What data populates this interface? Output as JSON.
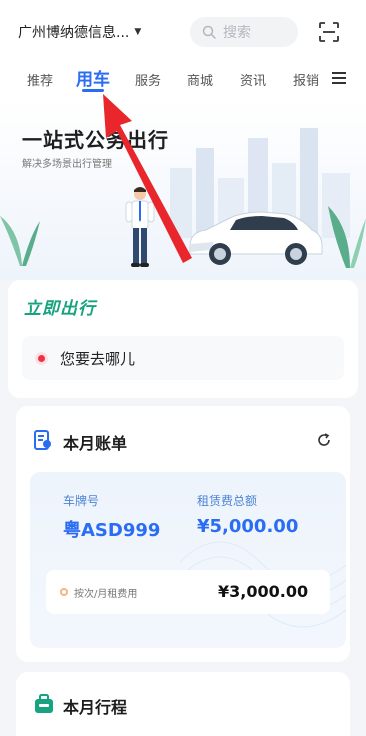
{
  "header": {
    "company_name": "广州博纳德信息...",
    "search_placeholder": "搜索"
  },
  "tabs": [
    {
      "label": "推荐",
      "active": false
    },
    {
      "label": "用车",
      "active": true
    },
    {
      "label": "服务",
      "active": false
    },
    {
      "label": "商城",
      "active": false
    },
    {
      "label": "资讯",
      "active": false
    },
    {
      "label": "报销",
      "active": false
    }
  ],
  "hero": {
    "title": "一站式公务出行",
    "subtitle": "解决多场景出行管理"
  },
  "go": {
    "title": "立即出行",
    "destination_placeholder": "您要去哪儿"
  },
  "bill": {
    "title": "本月账单",
    "plate_label": "车牌号",
    "plate_value": "粤ASD999",
    "total_label": "租赁费总额",
    "total_value": "¥5,000.00",
    "fee_label": "按次/月租费用",
    "fee_value": "¥3,000.00"
  },
  "trip": {
    "title": "本月行程"
  },
  "colors": {
    "accent": "#2a6df4",
    "go_green": "#17a37f",
    "annotation_red": "#e8262b"
  },
  "icons": [
    "chevron-down-icon",
    "search-icon",
    "scan-icon",
    "menu-icon",
    "bill-icon",
    "refresh-icon",
    "trip-icon",
    "annotation-arrow"
  ]
}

+===+

### TASK PROMPT
Pictures in the records must not appear in the copy; transcribe everything else precisely.

### EXERCISE OUTPUT
What data populates this interface? Output as JSON.
{
  "header": {
    "company_name": "广州博纳德信息...",
    "search_placeholder": "搜索"
  },
  "tabs": [
    {
      "label": "推荐",
      "active": false
    },
    {
      "label": "用车",
      "active": true
    },
    {
      "label": "服务",
      "active": false
    },
    {
      "label": "商城",
      "active": false
    },
    {
      "label": "资讯",
      "active": false
    },
    {
      "label": "报销",
      "active": false
    }
  ],
  "hero": {
    "title": "一站式公务出行",
    "subtitle": "解决多场景出行管理"
  },
  "go": {
    "title": "立即出行",
    "destination_placeholder": "您要去哪儿"
  },
  "bill": {
    "title": "本月账单",
    "plate_label": "车牌号",
    "plate_value": "粤ASD999",
    "total_label": "租赁费总额",
    "total_value": "¥5,000.00",
    "fee_label": "按次/月租费用",
    "fee_value": "¥3,000.00"
  },
  "trip": {
    "title": "本月行程"
  },
  "colors": {
    "accent": "#2a6df4",
    "go_green": "#17a37f",
    "annotation_red": "#e8262b"
  },
  "icons": [
    "chevron-down-icon",
    "search-icon",
    "scan-icon",
    "menu-icon",
    "bill-icon",
    "refresh-icon",
    "trip-icon",
    "annotation-arrow"
  ]
}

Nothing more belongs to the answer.